**Required task:** State the number of lines below in which the word "digit" appears. Nothing else belongs in the answer.

start Working data

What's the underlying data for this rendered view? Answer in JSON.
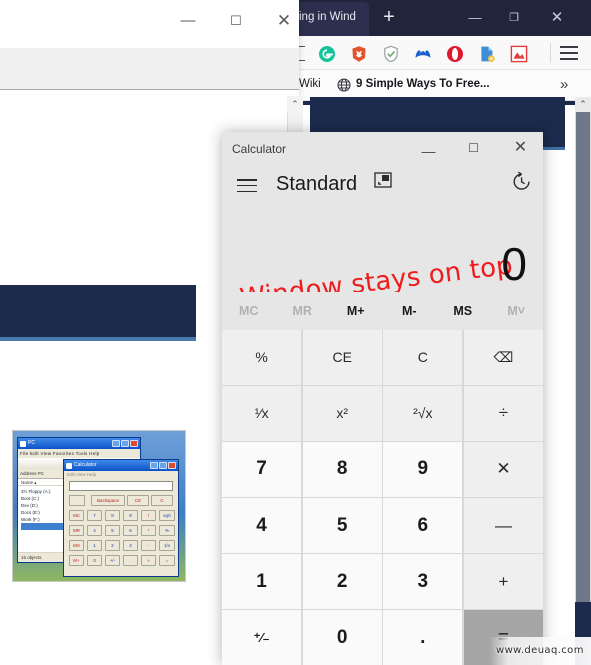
{
  "browser": {
    "tab_title": "ing in Wind",
    "new_tab_label": "+",
    "minimize": "—",
    "maximize": "❐",
    "close": "✕",
    "extensions": [
      {
        "name": "grammarly-extension-icon",
        "glyph": "G",
        "color": "#15c39a"
      },
      {
        "name": "brave-lion-extension-icon",
        "glyph": "",
        "color": "#e2542b"
      },
      {
        "name": "shield-extension-icon",
        "glyph": "",
        "color": "#6fae72"
      },
      {
        "name": "malwarebytes-extension-icon",
        "glyph": "M",
        "color": "#1a5fd0"
      },
      {
        "name": "opera-extension-icon",
        "glyph": "",
        "color": "#e0182d"
      },
      {
        "name": "document-extension-icon",
        "glyph": "",
        "color": "#3e8ed6"
      },
      {
        "name": "pdf-extension-icon",
        "glyph": "",
        "color": "#e03c3c"
      }
    ],
    "menu_label": "≡",
    "bookmarks": {
      "wiki_label": "Wiki",
      "item_label": "9 Simple Ways To Free...",
      "overflow_label": "»"
    }
  },
  "background_window": {
    "minimize": "—",
    "maximize": "☐",
    "close": "✕"
  },
  "thumbnail": {
    "explorer": {
      "title": "PC",
      "menus": "File   Edit   View   Favorites   Tools   Help",
      "address_label": "Address",
      "address_value": "PC",
      "column_header": "Name  ▴",
      "items": [
        "3½ Floppy (A:)",
        "Boot (C:)",
        "Dev (D:)",
        "Docs (E:)",
        "Work (F:)"
      ],
      "status": "15 objects"
    },
    "calculator": {
      "title": "Calculator",
      "menus": "Edit   View   Help",
      "row1": [
        "Backspace",
        "CE",
        "C"
      ],
      "row2": [
        "MC",
        "7",
        "8",
        "9",
        "/",
        "sqrt"
      ],
      "row3": [
        "MR",
        "4",
        "5",
        "6",
        "*",
        "%"
      ],
      "row4": [
        "MS",
        "1",
        "2",
        "3",
        "-",
        "1/x"
      ],
      "row5": [
        "M+",
        "0",
        "+/-",
        ".",
        "+",
        "="
      ]
    }
  },
  "calculator": {
    "title": "Calculator",
    "minimize": "—",
    "maximize": "☐",
    "close": "✕",
    "mode": "Standard",
    "display_value": "0",
    "annotation": "Window stays on top",
    "memory_buttons": [
      {
        "label": "MC",
        "enabled": false
      },
      {
        "label": "MR",
        "enabled": false
      },
      {
        "label": "M+",
        "enabled": true
      },
      {
        "label": "M-",
        "enabled": true
      },
      {
        "label": "MS",
        "enabled": true
      },
      {
        "label": "M˅",
        "enabled": false
      }
    ],
    "keys": [
      {
        "label": "%",
        "name": "percent-key",
        "kind": "fn"
      },
      {
        "label": "CE",
        "name": "clear-entry-key",
        "kind": "fn"
      },
      {
        "label": "C",
        "name": "clear-key",
        "kind": "fn"
      },
      {
        "label": "⌫",
        "name": "backspace-key",
        "kind": "fn"
      },
      {
        "label": "¹⁄x",
        "name": "reciprocal-key",
        "kind": "fn"
      },
      {
        "label": "x²",
        "name": "square-key",
        "kind": "fn"
      },
      {
        "label": "²√x",
        "name": "square-root-key",
        "kind": "fn"
      },
      {
        "label": "÷",
        "name": "divide-key",
        "kind": "op"
      },
      {
        "label": "7",
        "name": "digit-7-key",
        "kind": "num"
      },
      {
        "label": "8",
        "name": "digit-8-key",
        "kind": "num"
      },
      {
        "label": "9",
        "name": "digit-9-key",
        "kind": "num"
      },
      {
        "label": "✕",
        "name": "multiply-key",
        "kind": "op"
      },
      {
        "label": "4",
        "name": "digit-4-key",
        "kind": "num"
      },
      {
        "label": "5",
        "name": "digit-5-key",
        "kind": "num"
      },
      {
        "label": "6",
        "name": "digit-6-key",
        "kind": "num"
      },
      {
        "label": "—",
        "name": "subtract-key",
        "kind": "op"
      },
      {
        "label": "1",
        "name": "digit-1-key",
        "kind": "num"
      },
      {
        "label": "2",
        "name": "digit-2-key",
        "kind": "num"
      },
      {
        "label": "3",
        "name": "digit-3-key",
        "kind": "num"
      },
      {
        "label": "+",
        "name": "add-key",
        "kind": "op"
      },
      {
        "label": "⁺⁄₋",
        "name": "plus-minus-key",
        "kind": "num"
      },
      {
        "label": "0",
        "name": "digit-0-key",
        "kind": "num"
      },
      {
        "label": ".",
        "name": "decimal-key",
        "kind": "num"
      },
      {
        "label": "=",
        "name": "equals-key",
        "kind": "eq"
      }
    ]
  },
  "watermark": "www.deuaq.com",
  "colors": {
    "navy": "#1c2b4d",
    "annotation_red": "#ee1c1c",
    "calc_chrome": "#e6e6e6",
    "equals_grey": "#a6a6a6"
  }
}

end Working data

**Exercise solution:** 10